WORK TO BE COMPLETED:
Make an exact copy of all the entries below, with the pictures left out.

RECORD SET:
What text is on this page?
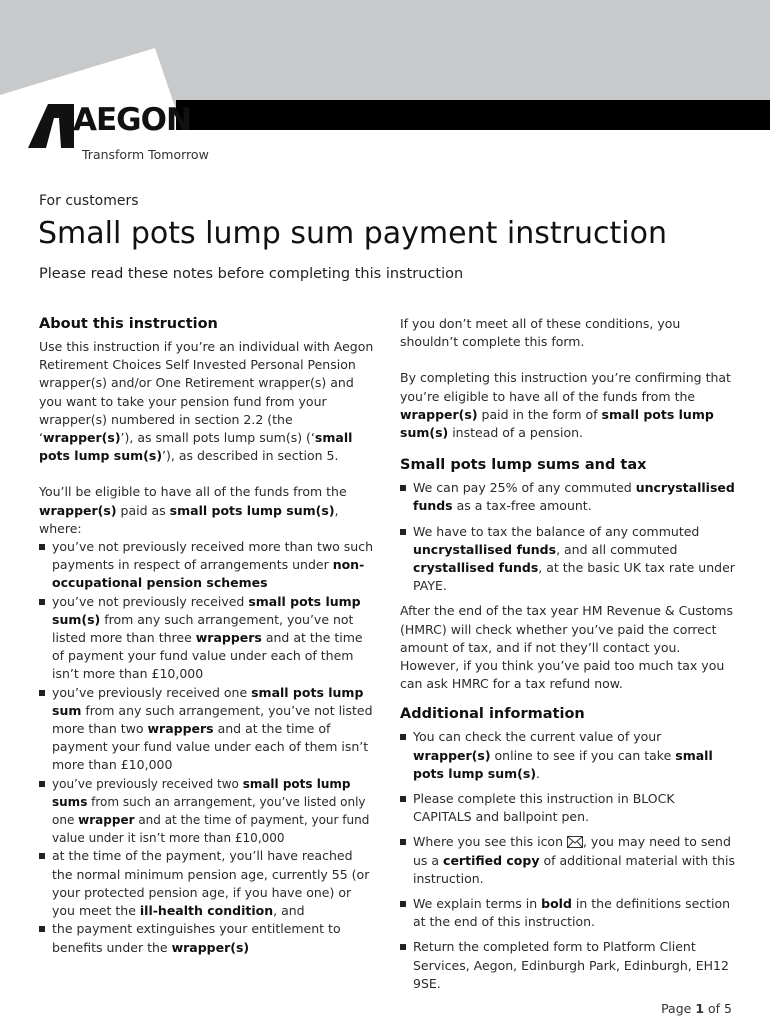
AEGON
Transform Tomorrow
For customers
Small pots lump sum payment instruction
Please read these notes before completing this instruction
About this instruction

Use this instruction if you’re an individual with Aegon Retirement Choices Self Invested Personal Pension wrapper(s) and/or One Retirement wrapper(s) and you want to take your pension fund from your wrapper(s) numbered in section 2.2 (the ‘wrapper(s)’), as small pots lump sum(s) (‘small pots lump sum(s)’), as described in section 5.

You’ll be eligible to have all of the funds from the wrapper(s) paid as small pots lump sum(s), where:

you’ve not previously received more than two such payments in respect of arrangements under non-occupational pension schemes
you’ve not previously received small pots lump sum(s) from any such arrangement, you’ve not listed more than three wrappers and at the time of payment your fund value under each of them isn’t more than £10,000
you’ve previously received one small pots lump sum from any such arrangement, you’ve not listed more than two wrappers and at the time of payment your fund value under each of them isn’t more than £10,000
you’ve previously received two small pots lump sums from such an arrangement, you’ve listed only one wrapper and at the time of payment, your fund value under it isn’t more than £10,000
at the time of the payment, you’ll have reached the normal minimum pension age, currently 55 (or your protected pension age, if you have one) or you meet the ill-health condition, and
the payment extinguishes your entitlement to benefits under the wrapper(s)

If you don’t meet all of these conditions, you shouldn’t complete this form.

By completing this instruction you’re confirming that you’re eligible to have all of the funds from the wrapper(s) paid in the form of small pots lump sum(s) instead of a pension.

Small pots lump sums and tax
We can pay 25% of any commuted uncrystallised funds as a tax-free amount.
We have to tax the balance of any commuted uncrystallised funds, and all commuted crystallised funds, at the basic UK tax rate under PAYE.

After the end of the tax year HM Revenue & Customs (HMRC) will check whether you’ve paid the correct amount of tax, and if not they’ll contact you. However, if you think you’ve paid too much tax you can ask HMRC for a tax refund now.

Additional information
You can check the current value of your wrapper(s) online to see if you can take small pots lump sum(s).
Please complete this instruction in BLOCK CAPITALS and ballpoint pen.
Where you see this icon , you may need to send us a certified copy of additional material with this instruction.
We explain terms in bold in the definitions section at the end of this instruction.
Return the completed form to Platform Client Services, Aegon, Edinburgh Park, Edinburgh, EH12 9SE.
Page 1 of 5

OUTPUT OF THE TASK:
What text is on this page?
AEGON
Transform Tomorrow
For customers
Small pots lump sum payment instruction
Please read these notes before completing this instruction
About this instruction

Use this instruction if you’re an individual with Aegon Retirement Choices Self Invested Personal Pension wrapper(s) and/or One Retirement wrapper(s) and you want to take your pension fund from your wrapper(s) numbered in section 2.2 (the ‘wrapper(s)’), as small pots lump sum(s) (‘small pots lump sum(s)’), as described in section 5.

You’ll be eligible to have all of the funds from the wrapper(s) paid as small pots lump sum(s), where:

you’ve not previously received more than two such payments in respect of arrangements under non-occupational pension schemes
you’ve not previously received small pots lump sum(s) from any such arrangement, you’ve not listed more than three wrappers and at the time of payment your fund value under each of them isn’t more than £10,000
you’ve previously received one small pots lump sum from any such arrangement, you’ve not listed more than two wrappers and at the time of payment your fund value under each of them isn’t more than £10,000
you’ve previously received two small pots lump sums from such an arrangement, you’ve listed only one wrapper and at the time of payment, your fund value under it isn’t more than £10,000
at the time of the payment, you’ll have reached the normal minimum pension age, currently 55 (or your protected pension age, if you have one) or you meet the ill-health condition, and
the payment extinguishes your entitlement to benefits under the wrapper(s)

If you don’t meet all of these conditions, you shouldn’t complete this form.

By completing this instruction you’re confirming that you’re eligible to have all of the funds from the wrapper(s) paid in the form of small pots lump sum(s) instead of a pension.

Small pots lump sums and tax
We can pay 25% of any commuted uncrystallised funds as a tax-free amount.
We have to tax the balance of any commuted uncrystallised funds, and all commuted crystallised funds, at the basic UK tax rate under PAYE.

After the end of the tax year HM Revenue & Customs (HMRC) will check whether you’ve paid the correct amount of tax, and if not they’ll contact you. However, if you think you’ve paid too much tax you can ask HMRC for a tax refund now.

Additional information
You can check the current value of your wrapper(s) online to see if you can take small pots lump sum(s).
Please complete this instruction in BLOCK CAPITALS and ballpoint pen.
Where you see this icon , you may need to send us a certified copy of additional material with this instruction.
We explain terms in bold in the definitions section at the end of this instruction.
Return the completed form to Platform Client Services, Aegon, Edinburgh Park, Edinburgh, EH12 9SE.
Page 1 of 5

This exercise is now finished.